(Stored data entries)

|---|

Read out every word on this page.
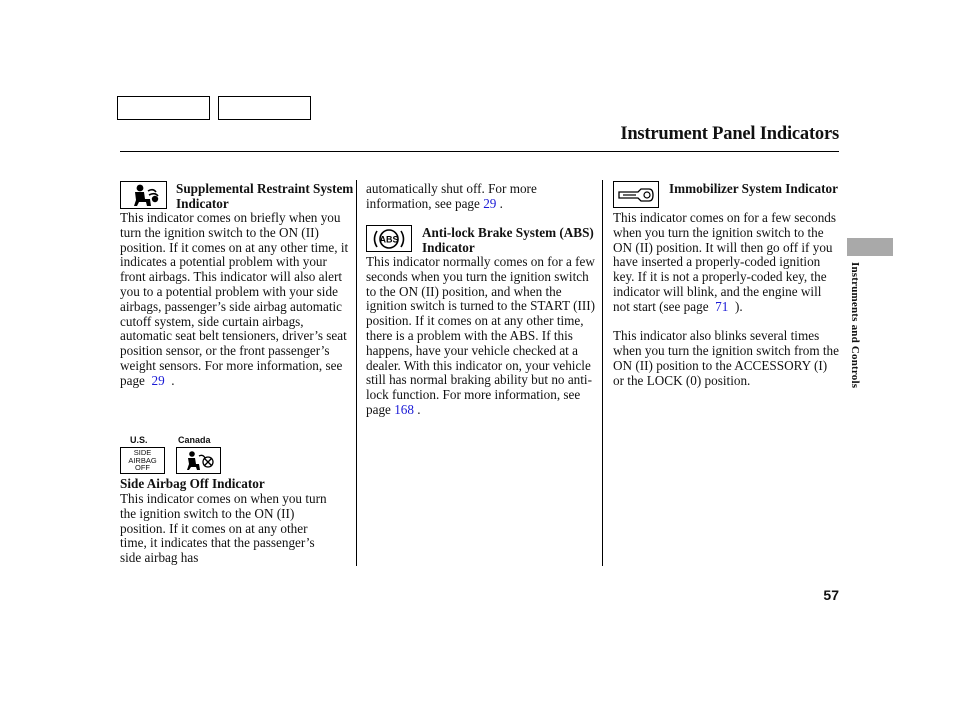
Instrument Panel Indicators
Supplemental Restraint System Indicator

This indicator comes on briefly when you turn the ignition switch to the ON (II) position. If it comes on at any other time, it indicates a potential problem with your front airbags. This indicator will also alert you to a potential problem with your side airbags, passenger’s side airbag automatic cutoff system, side curtain airbags, automatic seat belt tensioners, driver’s seat position sensor, or the front passenger’s weight sensors. For more information, see page 29  .

U.S.	Canada
SIDE AIRBAG OFF
Side Airbag Off Indicator
This indicator comes on when you turn the ignition switch to the ON (II) position. If it comes on at any other time, it indicates that the passenger’s side airbag has

automatically shut off. For more information, see page 29 .

ABS Anti-lock Brake System (ABS) Indicator

This indicator normally comes on for a few seconds when you turn the ignition switch to the ON (II) position, and when the ignition switch is turned to the START (III) position. If it comes on at any other time, there is a problem with the ABS. If this happens, have your vehicle checked at a dealer. With this indicator on, your vehicle still has normal braking ability but no anti-lock function. For more information, see page 168 .

Immobilizer System Indicator

This indicator comes on for a few seconds when you turn the ignition switch to the ON (II) position. It will then go off if you have inserted a properly-coded ignition key. If it is not a properly-coded key, the indicator will blink, and the engine will not start (see page 71 ).

This indicator also blinks several times when you turn the ignition switch from the ON (II) position to the ACCESSORY (I) or the LOCK (0) position.	Instruments and Controls
57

|---|

* **Written task**:
Reproduce the material word for word, minus the images.

* **Answer for this exercise**:
Read out every word on this page.
Instrument Panel Indicators
Supplemental Restraint System Indicator

This indicator comes on briefly when you turn the ignition switch to the ON (II) position. If it comes on at any other time, it indicates a potential problem with your front airbags. This indicator will also alert you to a potential problem with your side airbags, passenger’s side airbag automatic cutoff system, side curtain airbags, automatic seat belt tensioners, driver’s seat position sensor, or the front passenger’s weight sensors. For more information, see page 29  .

U.S.	Canada
SIDE AIRBAG OFF
Side Airbag Off Indicator
This indicator comes on when you turn the ignition switch to the ON (II) position. If it comes on at any other time, it indicates that the passenger’s side airbag has

automatically shut off. For more information, see page 29 .

ABS Anti-lock Brake System (ABS) Indicator

This indicator normally comes on for a few seconds when you turn the ignition switch to the ON (II) position, and when the ignition switch is turned to the START (III) position. If it comes on at any other time, there is a problem with the ABS. If this happens, have your vehicle checked at a dealer. With this indicator on, your vehicle still has normal braking ability but no anti-lock function. For more information, see page 168 .

Immobilizer System Indicator

This indicator comes on for a few seconds when you turn the ignition switch to the ON (II) position. It will then go off if you have inserted a properly-coded ignition key. If it is not a properly-coded key, the indicator will blink, and the engine will not start (see page 71 ).

This indicator also blinks several times when you turn the ignition switch from the ON (II) position to the ACCESSORY (I) or the LOCK (0) position.	Instruments and Controls
57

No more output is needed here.